• Dataset rows about figures:
▼

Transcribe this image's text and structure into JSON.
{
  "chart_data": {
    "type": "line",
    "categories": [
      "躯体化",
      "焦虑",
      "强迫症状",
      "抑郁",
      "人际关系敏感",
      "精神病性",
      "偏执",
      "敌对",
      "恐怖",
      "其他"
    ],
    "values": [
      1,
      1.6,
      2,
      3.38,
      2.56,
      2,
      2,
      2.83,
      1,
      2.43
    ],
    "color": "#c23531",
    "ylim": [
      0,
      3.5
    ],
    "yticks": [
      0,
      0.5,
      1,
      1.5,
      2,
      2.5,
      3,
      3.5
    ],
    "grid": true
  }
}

▲
▼

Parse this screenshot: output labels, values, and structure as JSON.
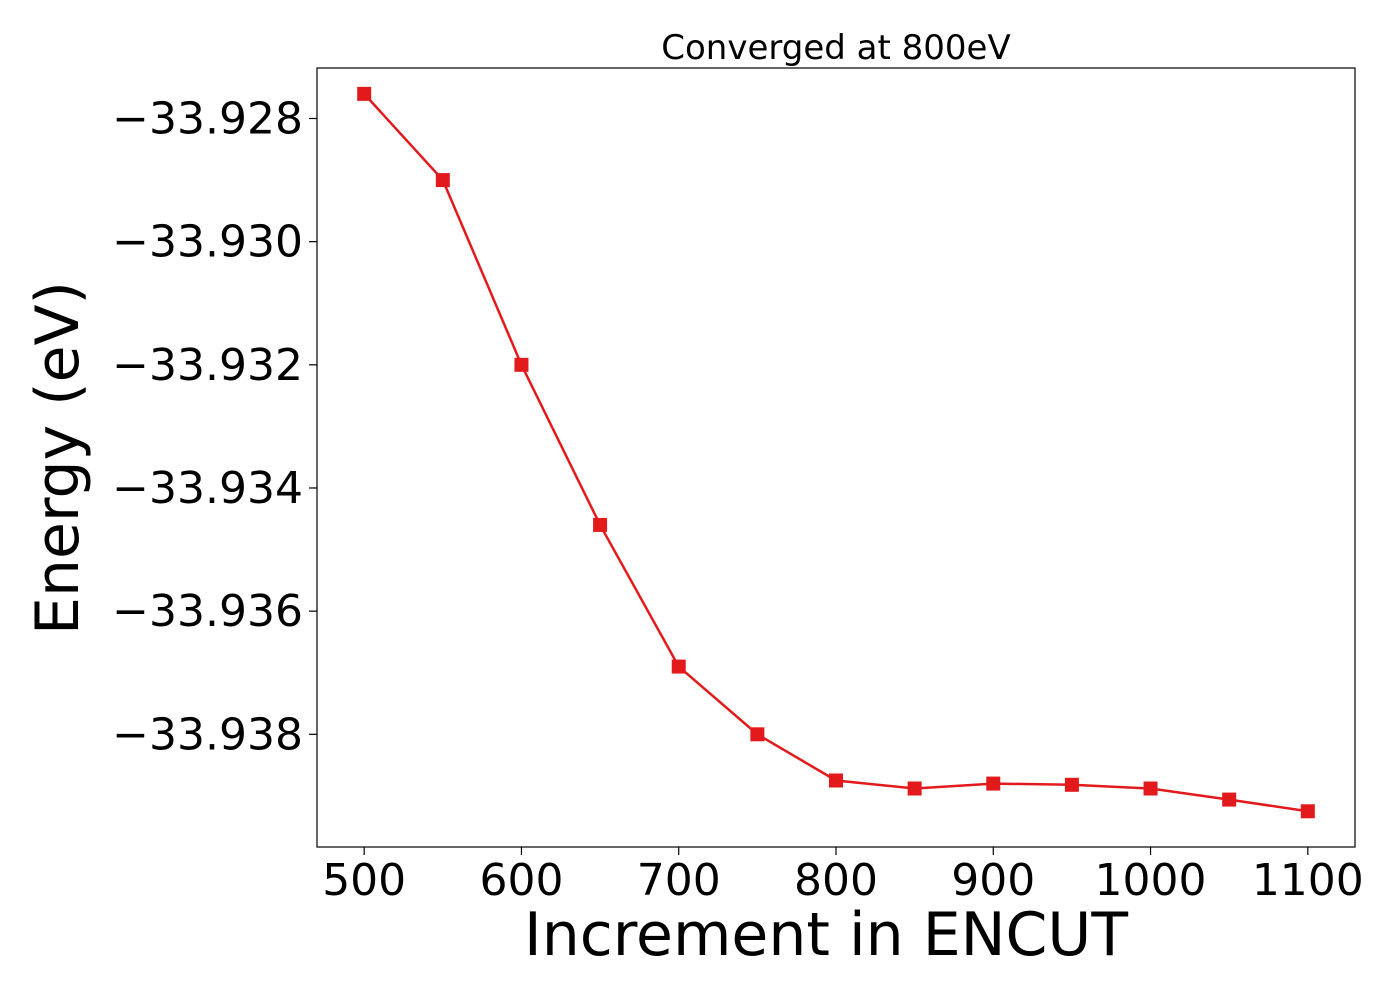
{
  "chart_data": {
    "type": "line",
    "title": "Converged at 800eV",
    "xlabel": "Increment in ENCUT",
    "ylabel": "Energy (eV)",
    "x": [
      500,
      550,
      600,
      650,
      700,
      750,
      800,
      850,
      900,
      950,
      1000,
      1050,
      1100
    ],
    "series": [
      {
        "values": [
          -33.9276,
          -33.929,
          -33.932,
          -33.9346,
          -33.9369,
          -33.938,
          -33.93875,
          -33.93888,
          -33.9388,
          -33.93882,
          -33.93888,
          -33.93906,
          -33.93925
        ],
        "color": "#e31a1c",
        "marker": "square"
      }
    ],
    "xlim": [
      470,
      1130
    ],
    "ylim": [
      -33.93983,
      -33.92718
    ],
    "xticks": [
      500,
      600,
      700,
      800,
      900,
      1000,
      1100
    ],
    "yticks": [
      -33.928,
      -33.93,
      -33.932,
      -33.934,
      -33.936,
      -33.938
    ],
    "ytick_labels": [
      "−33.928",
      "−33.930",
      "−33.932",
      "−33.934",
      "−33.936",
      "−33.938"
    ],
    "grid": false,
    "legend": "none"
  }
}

▲

• Stated task: Look for the word "structure" in every line of the listing and copy the lines that have it.

• Written reply:
Transcribe this image's text and structure into JSON.
Parse this screenshot: output labels, values, and structure as JSON.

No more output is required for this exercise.